# Given instruction
Present each line of the entries below that holds the word "type".

-- start --

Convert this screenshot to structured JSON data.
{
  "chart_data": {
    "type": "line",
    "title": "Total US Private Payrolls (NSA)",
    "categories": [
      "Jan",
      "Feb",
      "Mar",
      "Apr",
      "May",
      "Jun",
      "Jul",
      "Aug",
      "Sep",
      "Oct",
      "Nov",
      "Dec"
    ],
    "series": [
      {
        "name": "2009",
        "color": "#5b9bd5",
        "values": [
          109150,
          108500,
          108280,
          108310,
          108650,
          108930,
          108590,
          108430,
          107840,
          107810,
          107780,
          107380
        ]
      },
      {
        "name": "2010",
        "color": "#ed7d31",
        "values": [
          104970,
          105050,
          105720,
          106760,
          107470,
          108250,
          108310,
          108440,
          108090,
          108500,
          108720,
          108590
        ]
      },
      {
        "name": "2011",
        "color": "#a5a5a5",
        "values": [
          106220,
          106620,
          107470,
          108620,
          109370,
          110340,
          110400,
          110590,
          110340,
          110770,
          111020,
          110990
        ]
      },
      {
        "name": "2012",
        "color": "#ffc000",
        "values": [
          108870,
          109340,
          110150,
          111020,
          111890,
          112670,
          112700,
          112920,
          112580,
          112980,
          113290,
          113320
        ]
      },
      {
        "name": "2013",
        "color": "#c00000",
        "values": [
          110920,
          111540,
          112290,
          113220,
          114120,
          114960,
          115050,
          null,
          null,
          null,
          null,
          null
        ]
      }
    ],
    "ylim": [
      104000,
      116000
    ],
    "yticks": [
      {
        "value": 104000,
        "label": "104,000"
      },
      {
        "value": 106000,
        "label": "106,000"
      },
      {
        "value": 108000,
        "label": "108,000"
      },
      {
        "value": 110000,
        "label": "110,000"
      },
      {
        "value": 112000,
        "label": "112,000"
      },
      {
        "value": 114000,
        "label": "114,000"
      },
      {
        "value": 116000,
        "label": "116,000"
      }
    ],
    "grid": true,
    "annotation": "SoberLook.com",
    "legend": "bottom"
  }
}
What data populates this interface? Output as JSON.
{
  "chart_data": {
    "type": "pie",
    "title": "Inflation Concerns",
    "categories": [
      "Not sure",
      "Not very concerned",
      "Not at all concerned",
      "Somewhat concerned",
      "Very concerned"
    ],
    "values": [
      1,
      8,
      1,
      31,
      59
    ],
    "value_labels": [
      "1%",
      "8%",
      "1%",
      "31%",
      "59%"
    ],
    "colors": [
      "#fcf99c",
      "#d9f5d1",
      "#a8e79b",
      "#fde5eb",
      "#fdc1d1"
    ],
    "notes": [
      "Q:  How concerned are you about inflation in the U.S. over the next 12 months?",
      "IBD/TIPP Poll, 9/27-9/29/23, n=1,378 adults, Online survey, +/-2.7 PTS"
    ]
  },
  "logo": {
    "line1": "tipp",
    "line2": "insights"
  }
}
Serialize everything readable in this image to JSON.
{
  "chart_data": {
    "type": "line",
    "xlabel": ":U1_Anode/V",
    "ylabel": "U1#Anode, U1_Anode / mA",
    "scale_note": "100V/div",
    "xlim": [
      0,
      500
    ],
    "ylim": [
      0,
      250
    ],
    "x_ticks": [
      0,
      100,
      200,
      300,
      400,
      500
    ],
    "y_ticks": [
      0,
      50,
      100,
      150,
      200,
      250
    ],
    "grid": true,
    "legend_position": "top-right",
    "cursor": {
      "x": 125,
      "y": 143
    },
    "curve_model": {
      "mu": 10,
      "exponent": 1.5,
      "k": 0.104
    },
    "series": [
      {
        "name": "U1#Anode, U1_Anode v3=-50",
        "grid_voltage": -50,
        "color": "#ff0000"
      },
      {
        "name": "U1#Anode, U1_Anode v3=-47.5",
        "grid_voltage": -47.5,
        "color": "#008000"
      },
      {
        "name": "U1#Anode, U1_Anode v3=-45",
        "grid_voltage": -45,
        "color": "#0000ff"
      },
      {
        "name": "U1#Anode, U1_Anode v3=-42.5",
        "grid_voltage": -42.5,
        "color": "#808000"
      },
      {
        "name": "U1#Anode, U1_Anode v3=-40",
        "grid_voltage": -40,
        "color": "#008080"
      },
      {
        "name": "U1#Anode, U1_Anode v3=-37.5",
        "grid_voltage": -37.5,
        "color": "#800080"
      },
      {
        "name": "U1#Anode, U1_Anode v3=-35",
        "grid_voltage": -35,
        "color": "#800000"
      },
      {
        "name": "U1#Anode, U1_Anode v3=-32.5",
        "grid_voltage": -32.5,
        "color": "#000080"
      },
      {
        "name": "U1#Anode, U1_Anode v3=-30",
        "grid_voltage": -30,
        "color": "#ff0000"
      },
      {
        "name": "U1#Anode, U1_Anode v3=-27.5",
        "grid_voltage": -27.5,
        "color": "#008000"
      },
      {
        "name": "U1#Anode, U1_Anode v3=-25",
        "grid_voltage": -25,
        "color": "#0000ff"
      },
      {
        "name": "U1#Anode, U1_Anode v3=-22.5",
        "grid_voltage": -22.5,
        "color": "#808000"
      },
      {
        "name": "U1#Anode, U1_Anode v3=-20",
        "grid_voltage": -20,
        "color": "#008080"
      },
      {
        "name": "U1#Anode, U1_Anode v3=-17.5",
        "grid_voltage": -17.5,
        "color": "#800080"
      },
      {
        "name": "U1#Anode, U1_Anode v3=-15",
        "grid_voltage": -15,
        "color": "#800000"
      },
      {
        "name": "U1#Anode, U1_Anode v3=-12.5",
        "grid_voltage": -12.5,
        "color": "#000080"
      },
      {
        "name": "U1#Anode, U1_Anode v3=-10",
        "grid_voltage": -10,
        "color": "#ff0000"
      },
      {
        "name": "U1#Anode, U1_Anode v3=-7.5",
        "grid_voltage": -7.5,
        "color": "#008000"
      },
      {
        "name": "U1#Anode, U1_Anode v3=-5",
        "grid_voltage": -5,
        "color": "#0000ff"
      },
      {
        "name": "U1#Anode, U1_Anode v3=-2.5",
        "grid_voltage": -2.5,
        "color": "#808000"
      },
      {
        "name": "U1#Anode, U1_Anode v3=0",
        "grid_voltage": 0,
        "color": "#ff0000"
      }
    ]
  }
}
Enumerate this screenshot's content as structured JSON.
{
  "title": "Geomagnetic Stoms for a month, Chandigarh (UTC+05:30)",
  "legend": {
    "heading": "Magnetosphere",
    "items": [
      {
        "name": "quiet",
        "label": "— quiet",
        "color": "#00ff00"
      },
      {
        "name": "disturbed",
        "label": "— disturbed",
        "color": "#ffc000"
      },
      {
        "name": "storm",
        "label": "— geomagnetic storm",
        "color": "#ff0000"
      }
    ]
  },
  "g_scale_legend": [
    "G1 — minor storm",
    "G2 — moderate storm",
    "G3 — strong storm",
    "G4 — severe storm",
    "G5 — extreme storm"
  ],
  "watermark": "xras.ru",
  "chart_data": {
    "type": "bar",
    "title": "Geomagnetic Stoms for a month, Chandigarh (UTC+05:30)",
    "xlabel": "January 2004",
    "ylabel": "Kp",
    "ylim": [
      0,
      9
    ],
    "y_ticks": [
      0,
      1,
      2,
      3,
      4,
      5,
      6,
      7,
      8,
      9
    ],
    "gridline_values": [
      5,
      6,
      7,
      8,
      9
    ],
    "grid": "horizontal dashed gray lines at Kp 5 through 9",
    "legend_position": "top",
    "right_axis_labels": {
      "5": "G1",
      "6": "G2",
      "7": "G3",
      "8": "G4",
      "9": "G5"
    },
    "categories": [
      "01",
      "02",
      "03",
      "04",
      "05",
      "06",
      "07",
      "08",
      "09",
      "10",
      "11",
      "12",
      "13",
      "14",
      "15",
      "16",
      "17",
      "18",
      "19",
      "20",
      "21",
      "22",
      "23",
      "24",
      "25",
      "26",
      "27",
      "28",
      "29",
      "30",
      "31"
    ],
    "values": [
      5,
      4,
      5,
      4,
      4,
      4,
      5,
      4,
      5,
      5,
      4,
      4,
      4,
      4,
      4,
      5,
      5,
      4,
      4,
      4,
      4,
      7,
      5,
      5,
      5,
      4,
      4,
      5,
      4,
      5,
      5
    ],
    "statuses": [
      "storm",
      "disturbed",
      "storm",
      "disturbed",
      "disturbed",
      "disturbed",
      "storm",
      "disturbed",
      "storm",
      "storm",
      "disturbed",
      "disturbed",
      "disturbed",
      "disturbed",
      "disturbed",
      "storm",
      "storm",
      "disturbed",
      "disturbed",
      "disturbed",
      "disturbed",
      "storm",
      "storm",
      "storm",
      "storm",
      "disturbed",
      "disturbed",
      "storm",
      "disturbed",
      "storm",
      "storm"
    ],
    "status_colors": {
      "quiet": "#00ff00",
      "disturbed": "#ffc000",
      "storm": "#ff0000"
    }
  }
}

-- end --

# Correct result
    "type": "line",
    "type": "pie",
    "type": "line",
    "type": "bar",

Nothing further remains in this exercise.